-- The task --
Check every line below for the word "What" and give only the number of lines where it appears.

-- Dataset extract --

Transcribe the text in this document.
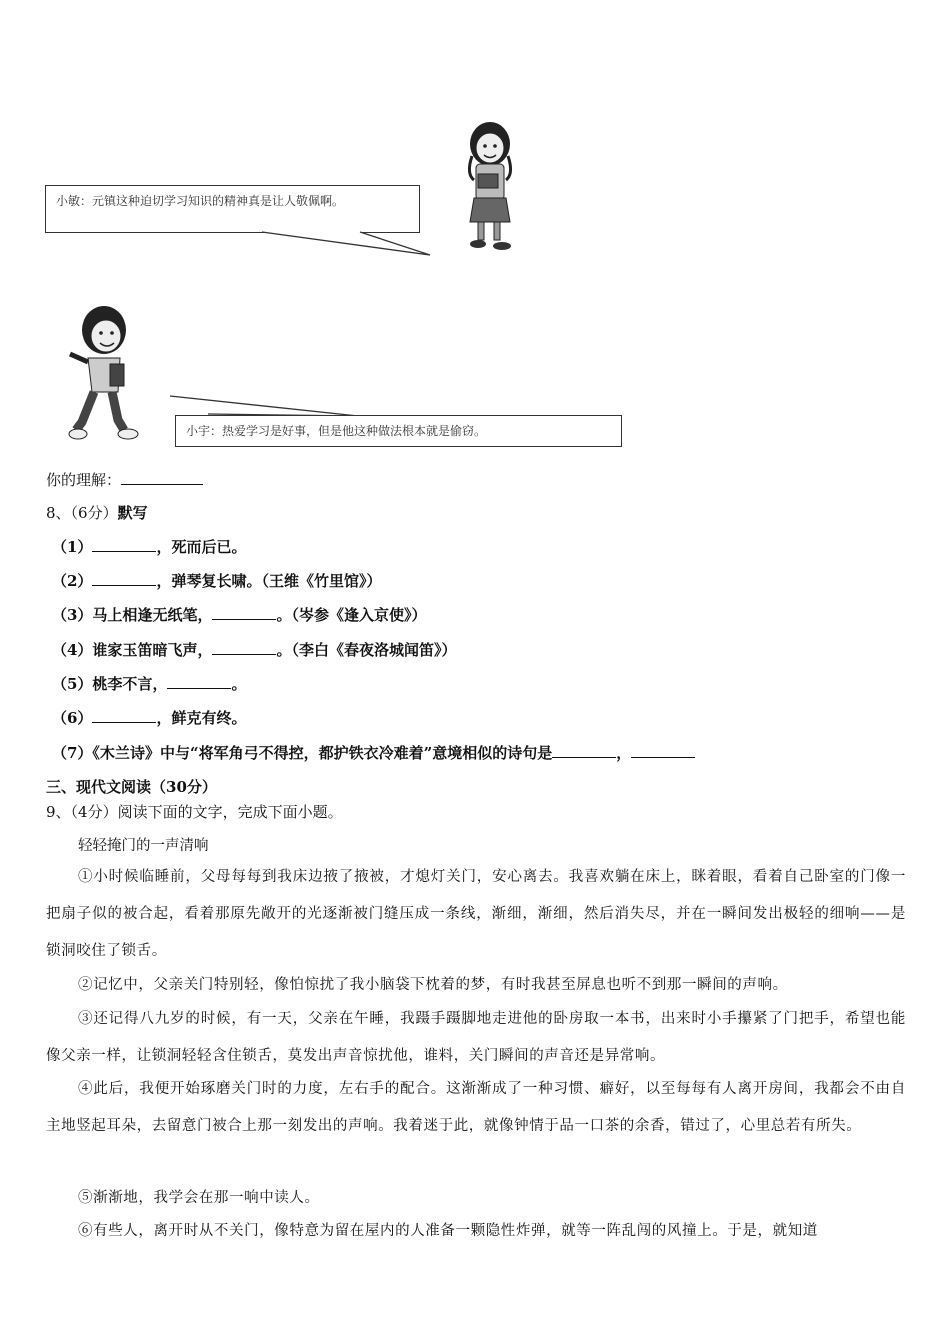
小敏：元镇这种迫切学习知识的精神真是让人敬佩啊。
小宇：热爱学习是好事，但是他这种做法根本就是偷窃。
你的理解：
8、（6分）默写
（1）	，死而后已。
（2）	，弹琴复长啸。（王维《竹里馆》）
（3）马上相逢无纸笔，	。（岑参《逢入京使》）
（4）谁家玉笛暗飞声，	。（李白《春夜洛城闻笛》）
（5）桃李不言，	。
（6）	，鲜克有终。
（7）《木兰诗》中与“将军角弓不得控，都护铁衣冷难着”意境相似的诗句是	，
三、现代文阅读（30分）
9、（4分）阅读下面的文字，完成下面小题。
轻轻掩门的一声清响
①小时候临睡前，父母每每到我床边掖了掖被，才熄灯关门，安心离去。我喜欢躺在床上，眯着眼，看着自己卧室的门像一把扇子似的被合起，看着那原先敞开的光逐渐被门缝压成一条线，渐细，渐细，然后消失尽，并在一瞬间发出极轻的细响——是锁洞咬住了锁舌。
②记忆中，父亲关门特别轻，像怕惊扰了我小脑袋下枕着的梦，有时我甚至屏息也听不到那一瞬间的声响。
③还记得八九岁的时候，有一天，父亲在午睡，我蹑手蹑脚地走进他的卧房取一本书，出来时小手攥紧了门把手，希望也能像父亲一样，让锁洞轻轻含住锁舌，莫发出声音惊扰他，谁料，关门瞬间的声音还是异常响。
④此后，我便开始琢磨关门时的力度，左右手的配合。这渐渐成了一种习惯、癖好，以至每每有人离开房间，我都会不由自主地竖起耳朵，去留意门被合上那一刻发出的声响。我着迷于此，就像钟情于品一口茶的余香，错过了，心里总若有所失。
⑤渐渐地，我学会在那一响中读人。
⑥有些人，离开时从不关门，像特意为留在屋内的人准备一颗隐性炸弹，就等一阵乱闯的风撞上。于是，就知道
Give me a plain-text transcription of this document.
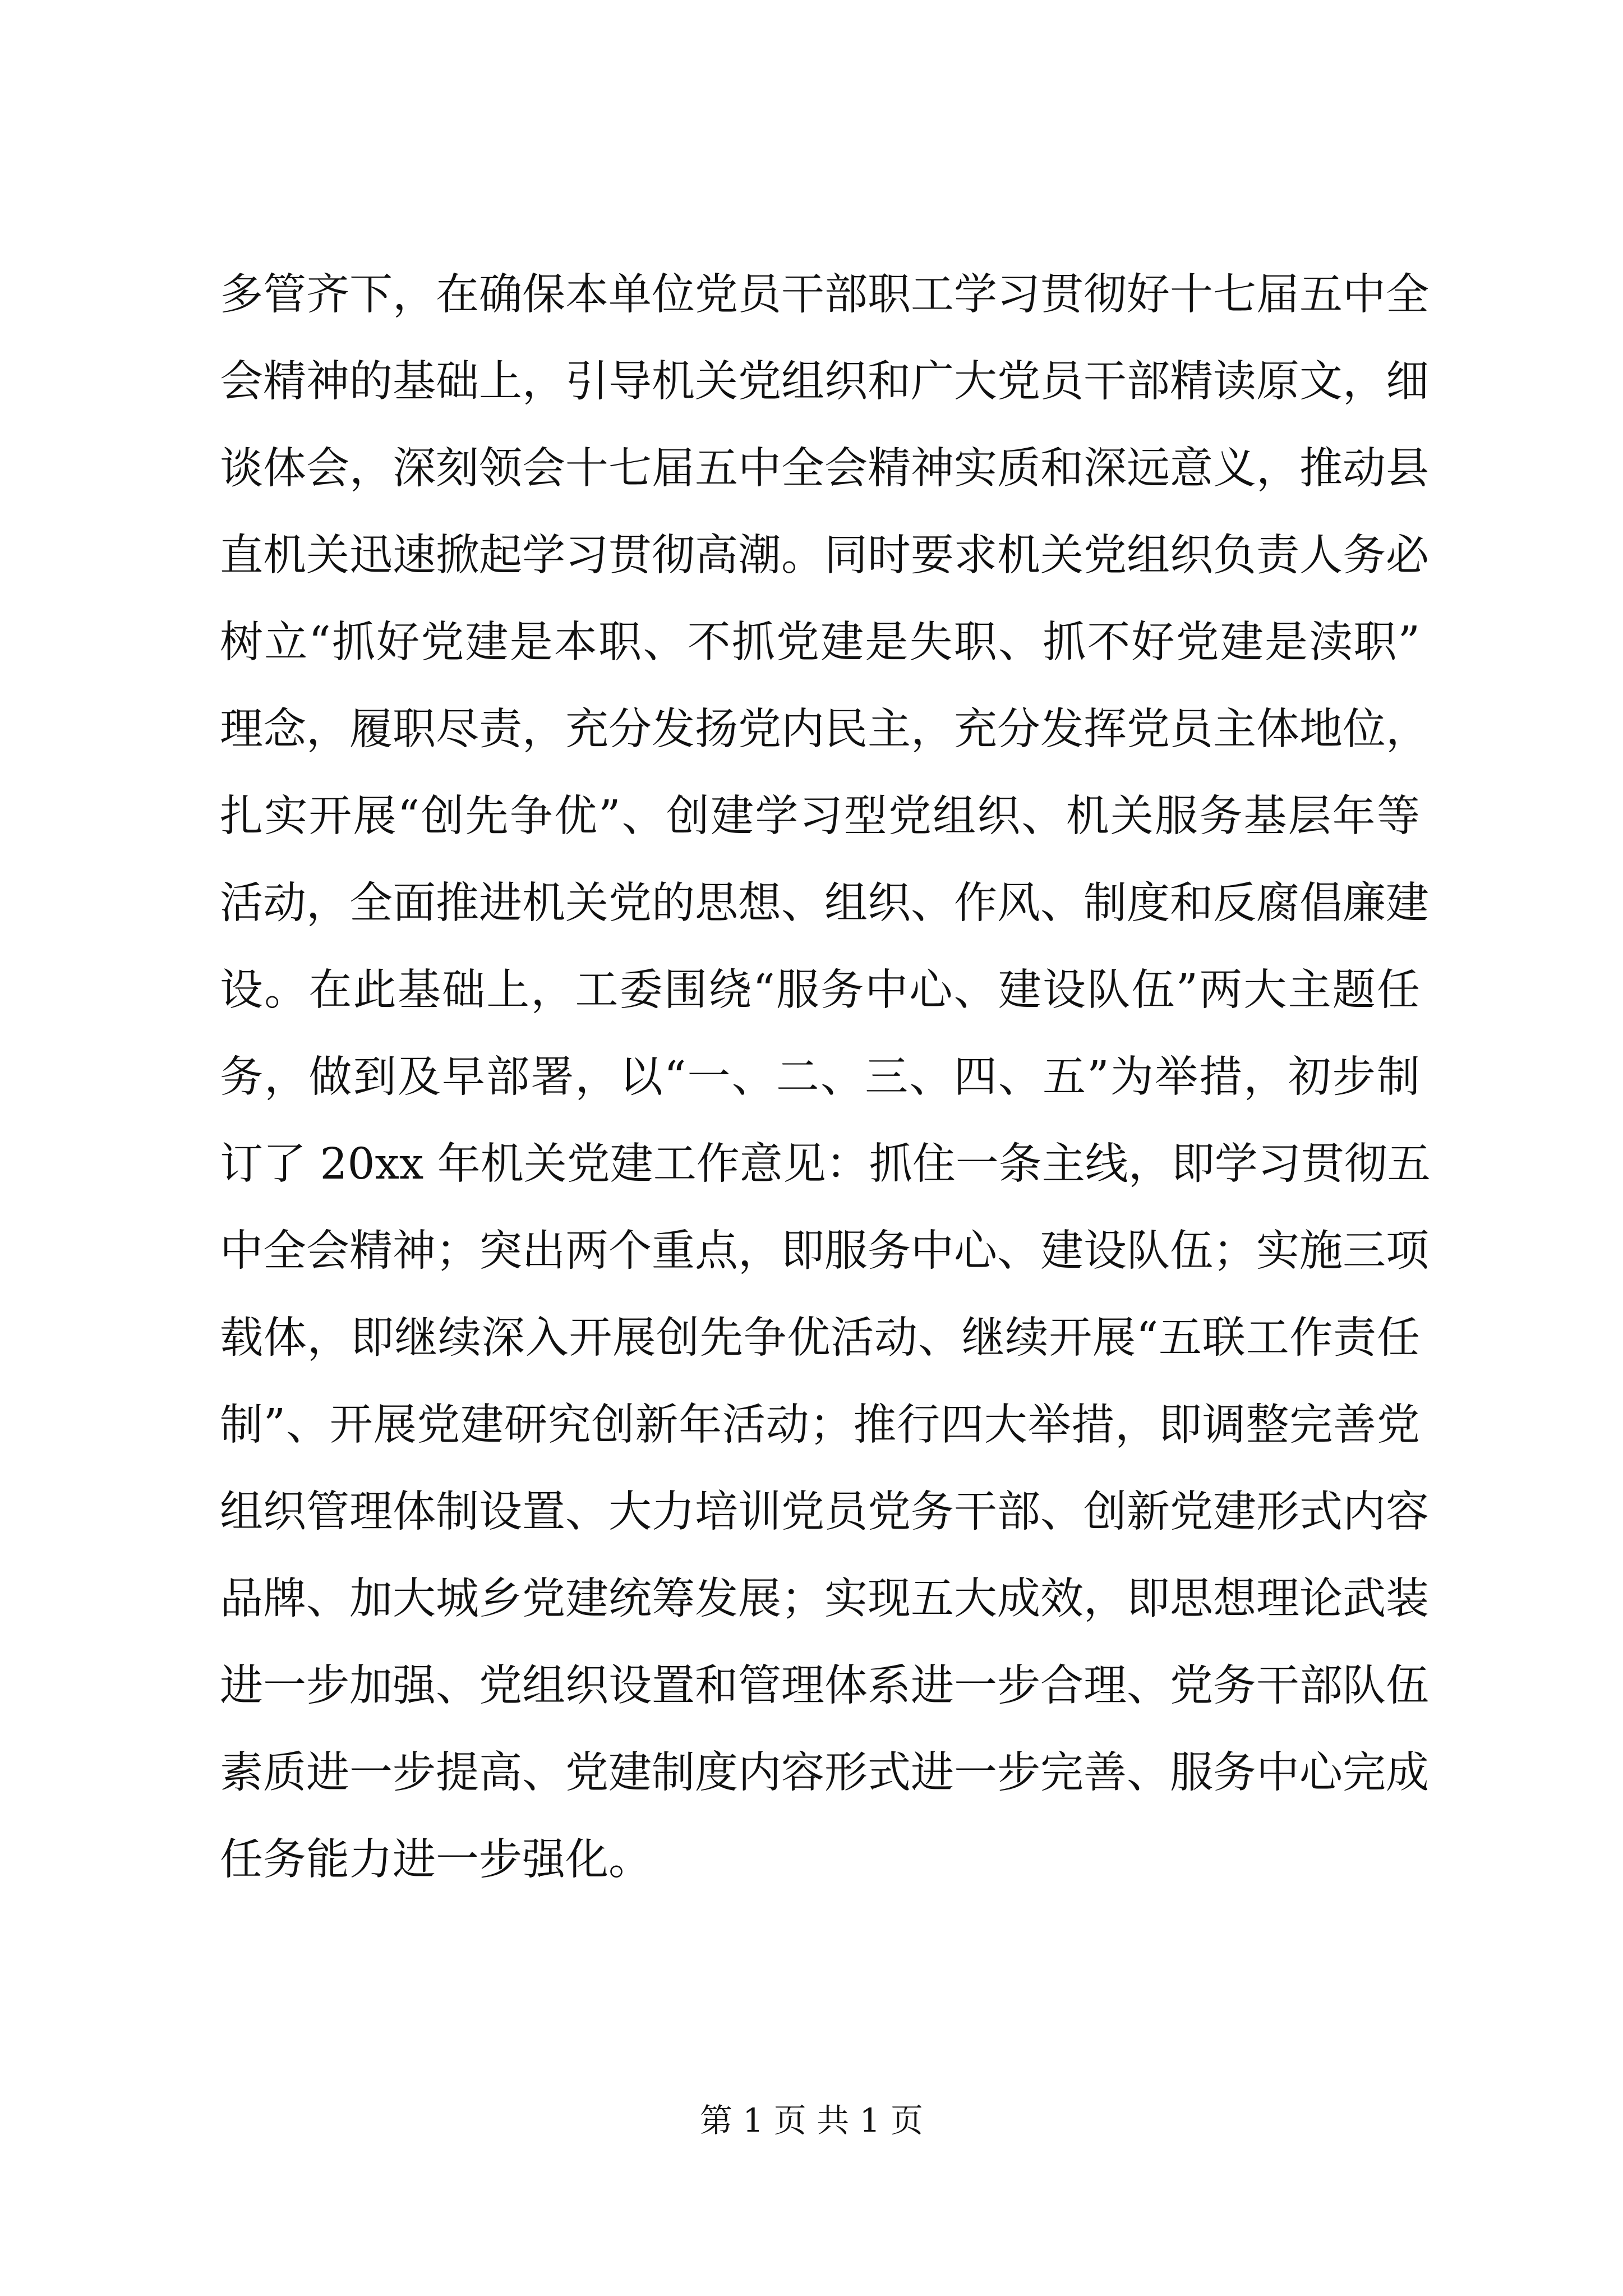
多管齐下，在确保本单位党员干部职工学习贯彻好十七届五中全
会精神的基础上，引导机关党组织和广大党员干部精读原文，细
谈体会，深刻领会十七届五中全会精神实质和深远意义，推动县
直机关迅速掀起学习贯彻高潮。同时要求机关党组织负责人务必
树立“抓好党建是本职、不抓党建是失职、抓不好党建是渎职”
理念，履职尽责，充分发扬党内民主，充分发挥党员主体地位，
扎实开展“创先争优”、创建学习型党组织、机关服务基层年等
活动，全面推进机关党的思想、组织、作风、制度和反腐倡廉建
设。在此基础上，工委围绕“服务中心、建设队伍”两大主题任
务，做到及早部署，以“一、二、三、四、五”为举措，初步制
订了 20xx 年机关党建工作意见：抓住一条主线，即学习贯彻五
中全会精神；突出两个重点，即服务中心、建设队伍；实施三项
载体，即继续深入开展创先争优活动、继续开展“五联工作责任
制”、开展党建研究创新年活动；推行四大举措，即调整完善党
组织管理体制设置、大力培训党员党务干部、创新党建形式内容
品牌、加大城乡党建统筹发展；实现五大成效，即思想理论武装
进一步加强、党组织设置和管理体系进一步合理、党务干部队伍
素质进一步提高、党建制度内容形式进一步完善、服务中心完成
任务能力进一步强化。
第 1 页 共 1 页
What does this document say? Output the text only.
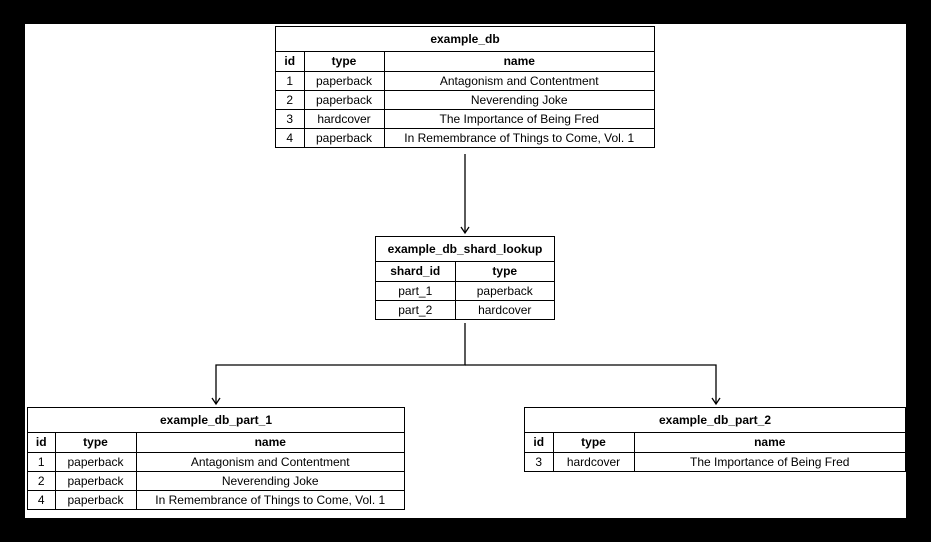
example_db
id	type	name
1	paperback	Antagonism and Contentment
2	paperback	Neverending Joke
3	hardcover	The Importance of Being Fred
4	paperback	In Remembrance of Things to Come, Vol. 1
example_db_shard_lookup
shard_id	type
part_1	paperback
part_2	hardcover
example_db_part_1
id	type	name
1	paperback	Antagonism and Contentment
2	paperback	Neverending Joke
4	paperback	In Remembrance of Things to Come, Vol. 1
example_db_part_2
id	type	name
3	hardcover	The Importance of Being Fred
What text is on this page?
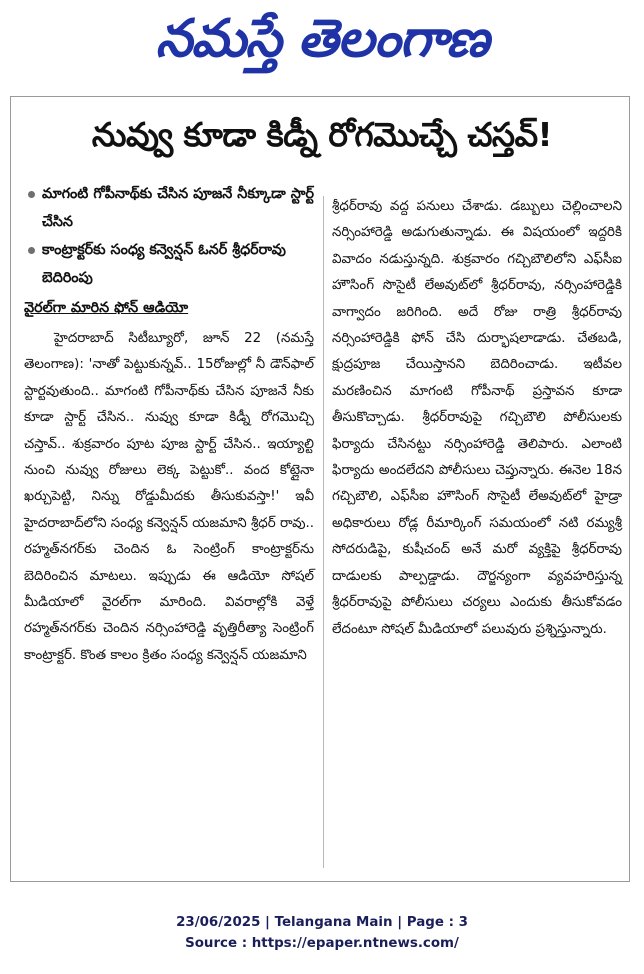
నమస్తే తెలంగాణ
నువ్వు కూడా కిడ్నీ రోగమొచ్చే చస్తవ్!
మాగంటి గోపీనాథ్‌కు చేసిన పూజనే నీక్కూడా స్టార్ట్ చేసిన
కాంట్రాక్టర్‌కు సంధ్య కన్వెన్షన్ ఓనర్ శ్రీధర్‌రావు బెదిరింపు
వైరల్‌గా మారిన ఫోన్ ఆడియో

హైదరాబాద్ సిటీబ్యూరో, జూన్ 22 (నమస్తే తెలంగాణ): 'నాతో పెట్టుకున్నవ్.. 15రోజుల్లో నీ డౌన్‌ఫాల్ స్టార్టవుతుంది.. మాగంటి గోపీనాథ్‌కు చేసిన పూజనే నీకు కూడా స్టార్ట్ చేసిన.. నువ్వు కూడా కిడ్నీ రోగమొచ్చి చస్తావ్.. శుక్రవారం పూట పూజ స్టార్ట్ చేసిన.. ఇయ్యాల్టి నుంచి నువ్వు రోజులు లెక్క పెట్టుకో.. వంద కోట్లైనా ఖర్చుపెట్టి, నిన్ను రోడ్డుమీదకు తీసుకువస్తా!' ఇవీ హైదరాబాద్‌లోని సంధ్య కన్వెన్షన్ యజమాని శ్రీధర్ రావు.. రహ్మత్‌నగర్‌కు చెందిన ఓ సెంట్రింగ్ కాంట్రాక్టర్‌ను బెదిరించిన మాటలు. ఇప్పుడు ఈ ఆడియో సోషల్ మీడియాలో వైరల్‌గా మారింది. వివరాల్లోకి వెళ్తే రహ్మత్‌నగర్‌కు చెందిన నర్సింహారెడ్డి వృత్తిరీత్యా సెంట్రింగ్ కాంట్రాక్టర్. కొంత కాలం క్రితం సంధ్య కన్వెన్షన్ యజమాని

శ్రీధర్‌రావు వద్ద పనులు చేశాడు. డబ్బులు చెల్లించాలని నర్సింహారెడ్డి అడుగుతున్నాడు. ఈ విషయంలో ఇద్దరికి వివాదం నడుస్తున్నది. శుక్రవారం గచ్చిబౌలిలోని ఎఫ్‌సీఐ హౌసింగ్ సొసైటీ లేఅవుట్‌లో శ్రీధర్‌రావు, నర్సింహారెడ్డికి వాగ్వాదం జరిగింది. అదే రోజు రాత్రి శ్రీధర్‌రావు నర్సింహారెడ్డికి ఫోన్ చేసి దుర్భాషలాడాడు. చేతబడి, క్షుద్రపూజ చేయిస్తానని బెదిరించాడు. ఇటీవల మరణించిన మాగంటి గోపీనాథ్ ప్రస్తావన కూడా తీసుకొచ్చాడు. శ్రీధర్‌రావుపై గచ్చిబౌలి పోలీసులకు ఫిర్యాదు చేసినట్టు నర్సింహారెడ్డి తెలిపారు. ఎలాంటి ఫిర్యాదు అందలేదని పోలీసులు చెప్తున్నారు. ఈనెల 18న గచ్చిబౌలి, ఎఫ్‌సీఐ హౌసింగ్ సొసైటీ లేఅవుట్‌లో హైడ్రా అధికారులు రోడ్ల రీమార్కింగ్ సమయంలో నటి రమ్యశ్రీ సోదరుడిపై, కుషీచంద్ అనే మరో వ్యక్తిపై శ్రీధర్‌రావు దాడులకు పాల్పడ్డాడు. దౌర్జన్యంగా వ్యవహరిస్తున్న శ్రీధర్‌రావుపై పోలీసులు చర్యలు ఎందుకు తీసుకోవడం లేదంటూ సోషల్ మీడియాలో పలువురు ప్రశ్నిస్తున్నారు.

23/06/2025 | Telangana Main | Page : 3
Source : https://epaper.ntnews.com/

-- The result --
2